▼
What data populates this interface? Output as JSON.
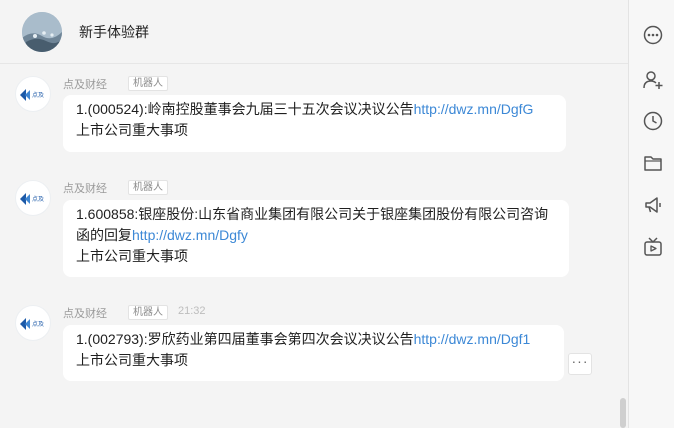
{
  "header": {
    "title": "新手体验群"
  },
  "messages": [
    {
      "sender": "点及财经",
      "bot_tag": "机器人",
      "time": "",
      "line1_text": "1.(000524):岭南控股董事会九届三十五次会议决议公告",
      "line1_link": "http://dwz.mn/DgfG",
      "line2_text": "",
      "line2_link": "",
      "line3_text": "上市公司重大事项"
    },
    {
      "sender": "点及财经",
      "bot_tag": "机器人",
      "time": "",
      "line1_text": "1.600858:银座股份:山东省商业集团有限公司关于银座集团股份有限公司咨询",
      "line1_link": "",
      "line2_text": "函的回复",
      "line2_link": "http://dwz.mn/Dgfy",
      "line3_text": "上市公司重大事项"
    },
    {
      "sender": "点及财经",
      "bot_tag": "机器人",
      "time": "21:32",
      "line1_text": "1.(002793):罗欣药业第四届董事会第四次会议决议公告",
      "line1_link": "http://dwz.mn/Dgf1",
      "line2_text": "",
      "line2_link": "",
      "line3_text": "上市公司重大事项"
    }
  ],
  "more_button": {
    "label": "···"
  },
  "sidebar": {
    "icons": [
      "more-options-icon",
      "add-member-icon",
      "history-clock-icon",
      "folder-icon",
      "announcement-icon",
      "live-tv-icon"
    ]
  },
  "colors": {
    "link": "#3c88d6",
    "background": "#f4f4f4",
    "bubble": "#ffffff"
  }
}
▲
**What to do:**
Above are the records; reproduce them exactly and leave out the pictures.

**Answer for this exercise:**
What data populates this interface? Output as JSON.
{
  "header": {
    "title": "新手体验群"
  },
  "messages": [
    {
      "sender": "点及财经",
      "bot_tag": "机器人",
      "time": "",
      "line1_text": "1.(000524):岭南控股董事会九届三十五次会议决议公告",
      "line1_link": "http://dwz.mn/DgfG",
      "line2_text": "",
      "line2_link": "",
      "line3_text": "上市公司重大事项"
    },
    {
      "sender": "点及财经",
      "bot_tag": "机器人",
      "time": "",
      "line1_text": "1.600858:银座股份:山东省商业集团有限公司关于银座集团股份有限公司咨询",
      "line1_link": "",
      "line2_text": "函的回复",
      "line2_link": "http://dwz.mn/Dgfy",
      "line3_text": "上市公司重大事项"
    },
    {
      "sender": "点及财经",
      "bot_tag": "机器人",
      "time": "21:32",
      "line1_text": "1.(002793):罗欣药业第四届董事会第四次会议决议公告",
      "line1_link": "http://dwz.mn/Dgf1",
      "line2_text": "",
      "line2_link": "",
      "line3_text": "上市公司重大事项"
    }
  ],
  "more_button": {
    "label": "···"
  },
  "sidebar": {
    "icons": [
      "more-options-icon",
      "add-member-icon",
      "history-clock-icon",
      "folder-icon",
      "announcement-icon",
      "live-tv-icon"
    ]
  },
  "colors": {
    "link": "#3c88d6",
    "background": "#f4f4f4",
    "bubble": "#ffffff"
  }
}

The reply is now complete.